### PROBLEM DESCRIPTION:
Output all the entries word for word. Omit the pictures.

Start

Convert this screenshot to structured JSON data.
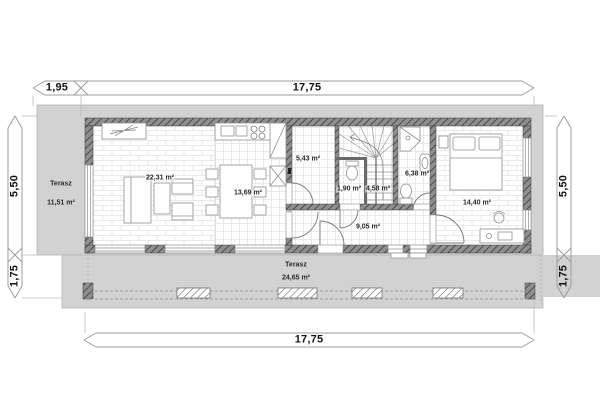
{
  "plan": {
    "dimensions": {
      "top_terrace_width": "1,95",
      "top_total_width": "17,75",
      "bottom_total_width": "17,75",
      "left_main_depth": "5,50",
      "left_terrace_depth": "1,75",
      "right_main_depth": "5,50",
      "right_terrace_depth": "1,75"
    },
    "rooms": {
      "terrace_left": {
        "name": "Terasz",
        "area": "11,51 m²"
      },
      "living_room": {
        "area": "22,31 m²"
      },
      "kitchen_dining": {
        "area": "13,69 m²"
      },
      "pantry": {
        "area": "5,43 m²"
      },
      "wc": {
        "area": "1,90 m²"
      },
      "staircase": {
        "area": "4,58 m²"
      },
      "bathroom": {
        "area": "6,38 m²"
      },
      "hall": {
        "area": "9,05 m²"
      },
      "bedroom": {
        "area": "14,40 m²"
      },
      "terrace_bottom": {
        "name": "Terasz",
        "area": "24,65 m²"
      }
    },
    "colors": {
      "slab": "#d2d2d2",
      "wall_dark": "#6e6e6e",
      "dimension_line": "#9c9c9c",
      "text": "#1b1b1b"
    }
  }
}
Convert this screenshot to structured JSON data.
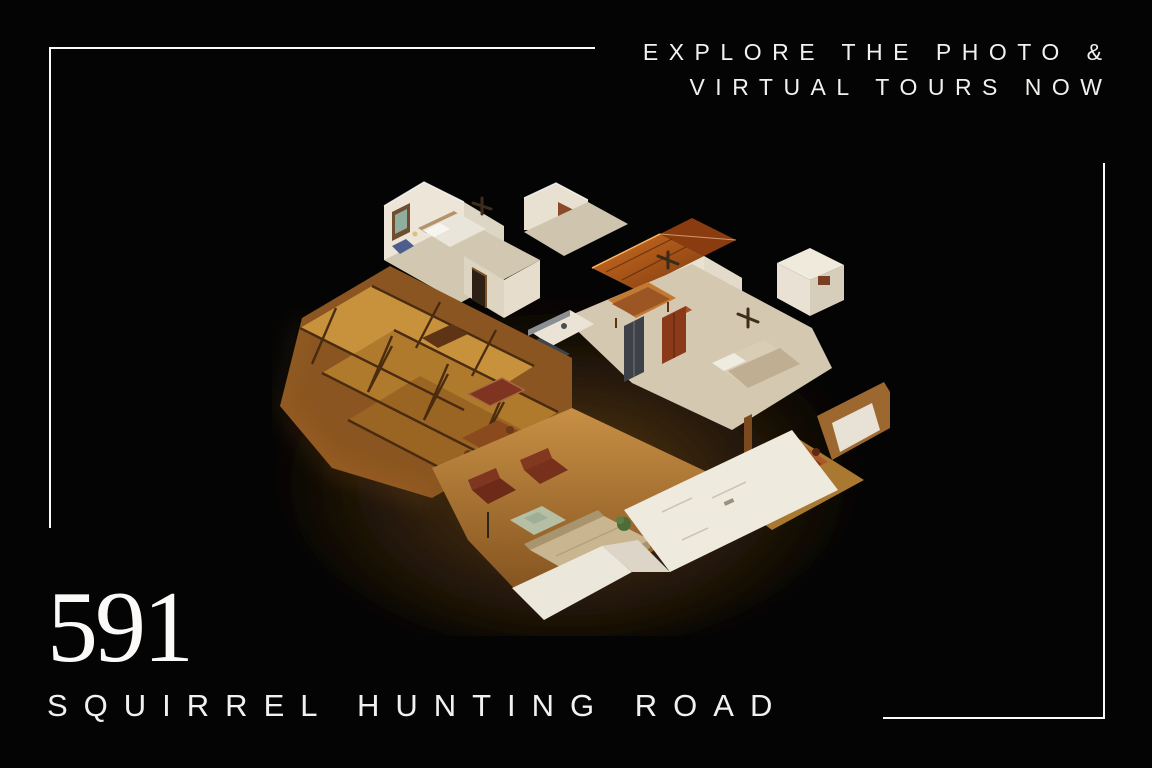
{
  "page": {
    "background_color": "#040404",
    "frame_color": "#fafafa",
    "text_color": "#f2f1ef"
  },
  "tagline": {
    "line1": "EXPLORE THE PHOTO &",
    "line2": "VIRTUAL TOURS NOW"
  },
  "hero_image": {
    "name": "3d-dollhouse-floor-plan",
    "description": "Isometric 3D dollhouse cutaway render of the home interior: wood-beamed cathedral rooms, white bedrooms with ceiling fans, red-wood vaulted foyer, kitchen island, dining and living areas with leather armchairs"
  },
  "address": {
    "number": "591",
    "street": "SQUIRREL HUNTING ROAD"
  },
  "palette": {
    "pine_wood": "#c8913c",
    "dark_beam": "#45280f",
    "vault_wood": "#b05618",
    "white_wall": "#ece5d8",
    "carpet": "#d2c7b1",
    "floor_wood": "#b5843c",
    "leather": "#6e2a18",
    "sofa": "#c9b691"
  }
}
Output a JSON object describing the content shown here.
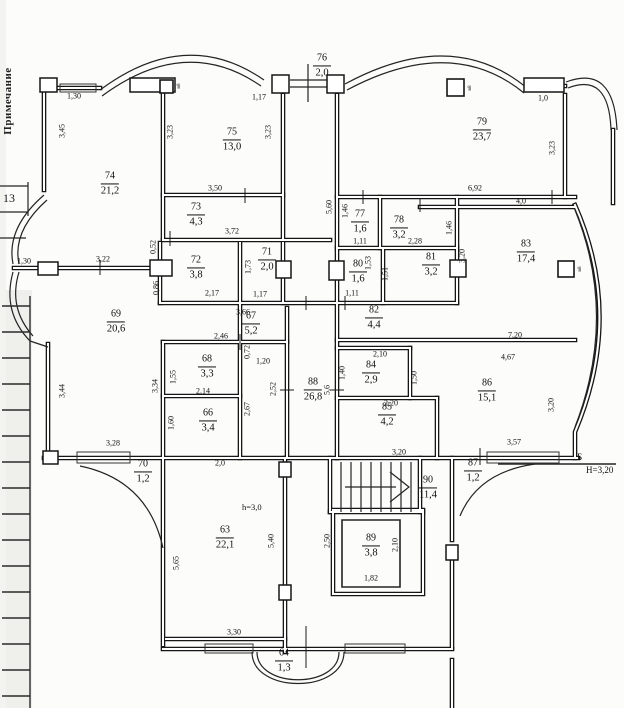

End

### OUTPUT:
Convert this screenshot to structured JSON data.
{
  "plan": {
    "dimensions": {
      "top_terrace_width": "1,95",
      "top_total_width": "17,75",
      "bottom_total_width": "17,75",
      "left_main_depth": "5,50",
      "left_terrace_depth": "1,75",
      "right_main_depth": "5,50",
      "right_terrace_depth": "1,75"
    },
    "rooms": {
      "terrace_left": {
        "name": "Terasz",
        "area": "11,51 m²"
      },
      "living_room": {
        "area": "22,31 m²"
      },
      "kitchen_dining": {
        "area": "13,69 m²"
      },
      "pantry": {
        "area": "5,43 m²"
      },
      "wc": {
        "area": "1,90 m²"
      },
      "staircase": {
        "area": "4,58 m²"
      },
      "bathroom": {
        "area": "6,38 m²"
      },
      "hall": {
        "area": "9,05 m²"
      },
      "bedroom": {
        "area": "14,40 m²"
      },
      "terrace_bottom": {
        "name": "Terasz",
        "area": "24,65 m²"
      }
    },
    "colors": {
      "slab": "#d2d2d2",
      "wall_dark": "#6e6e6e",
      "dimension_line": "#9c9c9c",
      "text": "#1b1b1b"
    }
  }
}
Convert this screenshot to structured JSON data.
{
  "page": {
    "background_color": "#040404",
    "frame_color": "#fafafa",
    "text_color": "#f2f1ef"
  },
  "tagline": {
    "line1": "EXPLORE THE PHOTO &",
    "line2": "VIRTUAL TOURS NOW"
  },
  "hero_image": {
    "name": "3d-dollhouse-floor-plan",
    "description": "Isometric 3D dollhouse cutaway render of the home interior: wood-beamed cathedral rooms, white bedrooms with ceiling fans, red-wood vaulted foyer, kitchen island, dining and living areas with leather armchairs"
  },
  "address": {
    "number": "591",
    "street": "SQUIRREL HUNTING ROAD"
  },
  "palette": {
    "pine_wood": "#c8913c",
    "dark_beam": "#45280f",
    "vault_wood": "#b05618",
    "white_wall": "#ece5d8",
    "carpet": "#d2c7b1",
    "floor_wood": "#b5843c",
    "leather": "#6e2a18",
    "sofa": "#c9b691"
  }
}
Output a JSON object describing the content shown here.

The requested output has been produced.